══ TASK INPUT

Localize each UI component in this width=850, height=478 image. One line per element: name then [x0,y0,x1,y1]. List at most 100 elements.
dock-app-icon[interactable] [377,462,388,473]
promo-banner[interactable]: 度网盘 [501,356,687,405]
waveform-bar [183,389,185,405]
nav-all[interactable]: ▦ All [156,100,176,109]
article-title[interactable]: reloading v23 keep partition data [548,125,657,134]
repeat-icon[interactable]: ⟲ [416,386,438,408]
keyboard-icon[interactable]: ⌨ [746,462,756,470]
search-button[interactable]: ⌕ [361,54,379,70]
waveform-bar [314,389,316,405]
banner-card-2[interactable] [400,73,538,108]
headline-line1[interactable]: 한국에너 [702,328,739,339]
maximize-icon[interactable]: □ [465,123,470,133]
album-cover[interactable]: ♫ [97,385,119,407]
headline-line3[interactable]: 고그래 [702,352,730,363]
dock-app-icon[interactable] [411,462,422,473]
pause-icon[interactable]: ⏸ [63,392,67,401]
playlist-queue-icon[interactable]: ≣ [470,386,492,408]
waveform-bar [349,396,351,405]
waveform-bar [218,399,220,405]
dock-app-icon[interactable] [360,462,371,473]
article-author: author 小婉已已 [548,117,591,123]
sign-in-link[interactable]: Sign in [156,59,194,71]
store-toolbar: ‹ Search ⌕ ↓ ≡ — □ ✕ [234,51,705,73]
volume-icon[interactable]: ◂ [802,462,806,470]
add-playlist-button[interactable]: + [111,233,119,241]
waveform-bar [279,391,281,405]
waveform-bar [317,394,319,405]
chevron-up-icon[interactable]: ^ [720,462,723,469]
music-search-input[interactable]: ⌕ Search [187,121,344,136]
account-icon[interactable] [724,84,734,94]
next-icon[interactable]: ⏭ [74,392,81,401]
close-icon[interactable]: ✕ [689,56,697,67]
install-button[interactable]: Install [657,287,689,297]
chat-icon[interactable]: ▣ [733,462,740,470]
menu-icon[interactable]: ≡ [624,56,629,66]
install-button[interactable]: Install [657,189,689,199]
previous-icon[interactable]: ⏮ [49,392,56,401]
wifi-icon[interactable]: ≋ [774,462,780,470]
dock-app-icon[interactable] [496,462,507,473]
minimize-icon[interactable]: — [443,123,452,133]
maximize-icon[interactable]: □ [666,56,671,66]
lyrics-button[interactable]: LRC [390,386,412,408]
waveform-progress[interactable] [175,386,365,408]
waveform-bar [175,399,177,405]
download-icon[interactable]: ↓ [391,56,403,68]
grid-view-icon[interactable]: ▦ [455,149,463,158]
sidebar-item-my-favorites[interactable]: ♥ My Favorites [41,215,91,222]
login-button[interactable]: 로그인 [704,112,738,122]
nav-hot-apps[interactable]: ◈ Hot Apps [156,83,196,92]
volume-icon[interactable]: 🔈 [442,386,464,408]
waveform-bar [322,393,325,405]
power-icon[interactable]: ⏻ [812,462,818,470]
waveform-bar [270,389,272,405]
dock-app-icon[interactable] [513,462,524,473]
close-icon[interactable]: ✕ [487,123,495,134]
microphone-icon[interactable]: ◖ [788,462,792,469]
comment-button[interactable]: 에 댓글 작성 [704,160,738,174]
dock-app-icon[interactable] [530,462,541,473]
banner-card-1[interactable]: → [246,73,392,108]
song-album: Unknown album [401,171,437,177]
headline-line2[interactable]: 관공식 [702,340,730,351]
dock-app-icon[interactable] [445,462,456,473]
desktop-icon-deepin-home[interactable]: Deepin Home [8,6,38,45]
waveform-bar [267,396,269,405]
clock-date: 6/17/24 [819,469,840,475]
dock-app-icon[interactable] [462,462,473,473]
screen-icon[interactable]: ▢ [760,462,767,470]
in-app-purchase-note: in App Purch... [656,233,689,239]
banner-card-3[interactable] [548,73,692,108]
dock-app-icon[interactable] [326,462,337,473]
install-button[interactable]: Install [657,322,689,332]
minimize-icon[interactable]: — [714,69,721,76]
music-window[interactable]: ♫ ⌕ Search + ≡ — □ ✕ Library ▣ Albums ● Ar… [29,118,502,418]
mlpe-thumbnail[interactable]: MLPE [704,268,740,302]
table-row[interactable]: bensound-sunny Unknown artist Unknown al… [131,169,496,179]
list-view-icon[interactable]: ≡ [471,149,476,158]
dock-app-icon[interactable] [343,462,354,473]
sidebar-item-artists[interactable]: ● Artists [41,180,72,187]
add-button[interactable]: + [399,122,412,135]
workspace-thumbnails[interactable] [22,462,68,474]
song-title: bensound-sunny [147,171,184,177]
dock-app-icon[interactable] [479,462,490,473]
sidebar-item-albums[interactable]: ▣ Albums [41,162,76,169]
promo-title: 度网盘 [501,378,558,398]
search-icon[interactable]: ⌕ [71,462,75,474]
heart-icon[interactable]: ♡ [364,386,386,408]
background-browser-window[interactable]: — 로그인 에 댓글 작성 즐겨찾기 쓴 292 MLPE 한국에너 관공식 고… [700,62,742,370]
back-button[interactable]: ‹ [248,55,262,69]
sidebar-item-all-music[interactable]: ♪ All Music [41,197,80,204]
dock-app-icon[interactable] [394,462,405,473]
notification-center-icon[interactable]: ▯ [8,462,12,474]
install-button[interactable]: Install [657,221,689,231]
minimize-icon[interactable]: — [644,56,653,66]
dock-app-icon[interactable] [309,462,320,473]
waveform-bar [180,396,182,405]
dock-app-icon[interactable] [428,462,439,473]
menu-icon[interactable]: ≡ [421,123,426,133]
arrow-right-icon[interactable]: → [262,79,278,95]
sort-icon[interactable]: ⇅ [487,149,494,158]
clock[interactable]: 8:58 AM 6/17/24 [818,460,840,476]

════
══ TASK INPUT

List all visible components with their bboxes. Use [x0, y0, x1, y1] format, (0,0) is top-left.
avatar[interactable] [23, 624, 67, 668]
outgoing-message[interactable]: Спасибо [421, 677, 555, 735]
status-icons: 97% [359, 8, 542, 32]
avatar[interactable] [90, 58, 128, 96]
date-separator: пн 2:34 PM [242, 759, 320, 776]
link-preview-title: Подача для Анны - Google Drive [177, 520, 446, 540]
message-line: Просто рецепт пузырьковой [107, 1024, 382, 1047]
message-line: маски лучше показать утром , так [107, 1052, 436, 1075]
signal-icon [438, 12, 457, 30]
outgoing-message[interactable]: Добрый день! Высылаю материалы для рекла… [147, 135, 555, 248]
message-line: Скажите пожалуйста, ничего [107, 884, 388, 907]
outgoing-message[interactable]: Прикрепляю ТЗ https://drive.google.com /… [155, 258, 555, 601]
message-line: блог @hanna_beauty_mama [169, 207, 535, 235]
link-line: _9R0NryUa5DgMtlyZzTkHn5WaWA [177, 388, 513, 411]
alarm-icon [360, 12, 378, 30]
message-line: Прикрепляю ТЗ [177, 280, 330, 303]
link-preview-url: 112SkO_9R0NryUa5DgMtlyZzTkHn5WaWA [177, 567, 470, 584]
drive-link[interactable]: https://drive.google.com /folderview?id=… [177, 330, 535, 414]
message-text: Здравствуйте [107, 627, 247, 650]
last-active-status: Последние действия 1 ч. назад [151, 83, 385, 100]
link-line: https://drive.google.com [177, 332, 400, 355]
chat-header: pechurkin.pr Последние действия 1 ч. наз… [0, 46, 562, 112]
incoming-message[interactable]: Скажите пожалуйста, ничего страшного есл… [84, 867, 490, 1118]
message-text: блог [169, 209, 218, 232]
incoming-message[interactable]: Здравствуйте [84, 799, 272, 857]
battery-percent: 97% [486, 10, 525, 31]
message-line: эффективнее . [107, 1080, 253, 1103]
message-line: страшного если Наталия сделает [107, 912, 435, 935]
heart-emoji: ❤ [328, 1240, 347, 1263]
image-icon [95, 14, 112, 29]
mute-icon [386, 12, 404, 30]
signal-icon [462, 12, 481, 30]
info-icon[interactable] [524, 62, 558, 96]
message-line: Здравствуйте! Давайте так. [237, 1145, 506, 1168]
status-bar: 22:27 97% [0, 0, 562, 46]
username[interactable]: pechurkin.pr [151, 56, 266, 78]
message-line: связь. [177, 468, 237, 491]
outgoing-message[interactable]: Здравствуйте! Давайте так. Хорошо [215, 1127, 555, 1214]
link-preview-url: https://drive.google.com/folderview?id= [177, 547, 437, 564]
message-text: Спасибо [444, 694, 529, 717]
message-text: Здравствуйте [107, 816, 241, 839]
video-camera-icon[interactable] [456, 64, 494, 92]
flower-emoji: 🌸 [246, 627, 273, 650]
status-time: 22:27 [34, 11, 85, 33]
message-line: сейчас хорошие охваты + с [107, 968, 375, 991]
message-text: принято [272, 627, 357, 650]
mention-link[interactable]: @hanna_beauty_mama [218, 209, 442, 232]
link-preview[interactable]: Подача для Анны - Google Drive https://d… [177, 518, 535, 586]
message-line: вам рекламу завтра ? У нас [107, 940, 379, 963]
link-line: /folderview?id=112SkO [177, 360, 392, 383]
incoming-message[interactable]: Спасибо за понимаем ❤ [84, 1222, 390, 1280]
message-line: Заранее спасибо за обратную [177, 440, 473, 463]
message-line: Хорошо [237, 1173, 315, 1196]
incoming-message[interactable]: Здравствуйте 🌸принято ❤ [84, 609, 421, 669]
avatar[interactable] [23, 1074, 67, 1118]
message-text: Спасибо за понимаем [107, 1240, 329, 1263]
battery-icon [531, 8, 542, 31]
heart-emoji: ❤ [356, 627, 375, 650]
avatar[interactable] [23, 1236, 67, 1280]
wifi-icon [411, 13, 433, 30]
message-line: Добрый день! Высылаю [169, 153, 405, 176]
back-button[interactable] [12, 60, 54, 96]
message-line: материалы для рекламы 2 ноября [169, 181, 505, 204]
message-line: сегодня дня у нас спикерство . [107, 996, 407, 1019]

════
══ TASK INPUT

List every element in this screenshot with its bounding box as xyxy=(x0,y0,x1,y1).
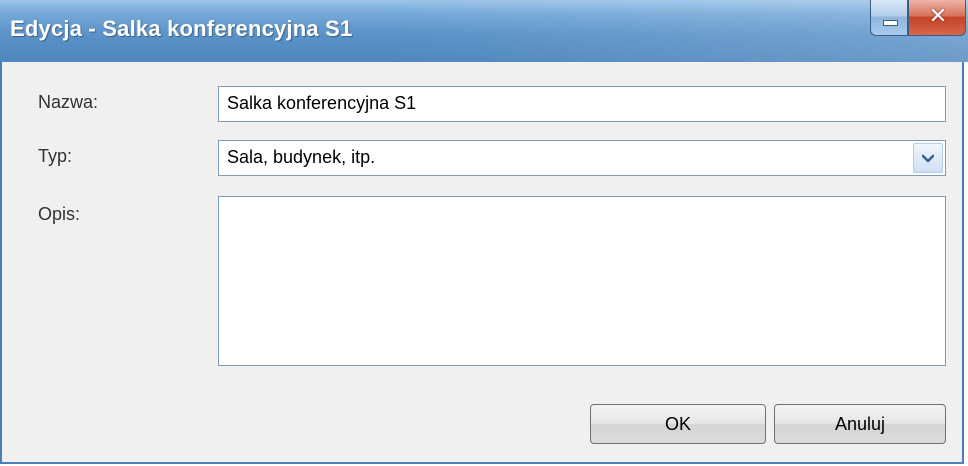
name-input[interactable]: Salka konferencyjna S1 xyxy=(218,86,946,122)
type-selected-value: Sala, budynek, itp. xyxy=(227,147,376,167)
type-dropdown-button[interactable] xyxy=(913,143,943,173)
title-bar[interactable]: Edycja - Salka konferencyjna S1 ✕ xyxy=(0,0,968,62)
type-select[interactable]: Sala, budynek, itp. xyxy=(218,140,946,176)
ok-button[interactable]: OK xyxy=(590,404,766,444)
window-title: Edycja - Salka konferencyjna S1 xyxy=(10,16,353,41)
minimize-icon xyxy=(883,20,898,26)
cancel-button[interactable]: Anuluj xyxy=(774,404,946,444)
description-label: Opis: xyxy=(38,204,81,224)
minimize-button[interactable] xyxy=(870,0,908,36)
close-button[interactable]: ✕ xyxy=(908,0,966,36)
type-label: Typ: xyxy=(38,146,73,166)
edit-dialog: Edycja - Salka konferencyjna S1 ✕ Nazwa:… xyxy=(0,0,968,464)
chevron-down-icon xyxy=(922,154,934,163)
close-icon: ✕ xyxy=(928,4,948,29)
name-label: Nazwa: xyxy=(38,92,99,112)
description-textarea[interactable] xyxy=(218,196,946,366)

════

STATED GOAL
Copy out, word for word, the entries from the line containing "name-input[interactable]: Salka konferencyjna" through the line containing "minimize-icon xyxy=(883,20,898,26)", including both of those lines.

REPLY TO THE EXERCISE
name-input[interactable]: Salka konferencyjna S1 xyxy=(218,86,946,122)
type-selected-value: Sala, budynek, itp. xyxy=(227,147,376,167)
type-dropdown-button[interactable] xyxy=(913,143,943,173)
title-bar[interactable]: Edycja - Salka konferencyjna S1 ✕ xyxy=(0,0,968,62)
type-select[interactable]: Sala, budynek, itp. xyxy=(218,140,946,176)
ok-button[interactable]: OK xyxy=(590,404,766,444)
window-title: Edycja - Salka konferencyjna S1 xyxy=(10,16,353,41)
minimize-icon xyxy=(883,20,898,26)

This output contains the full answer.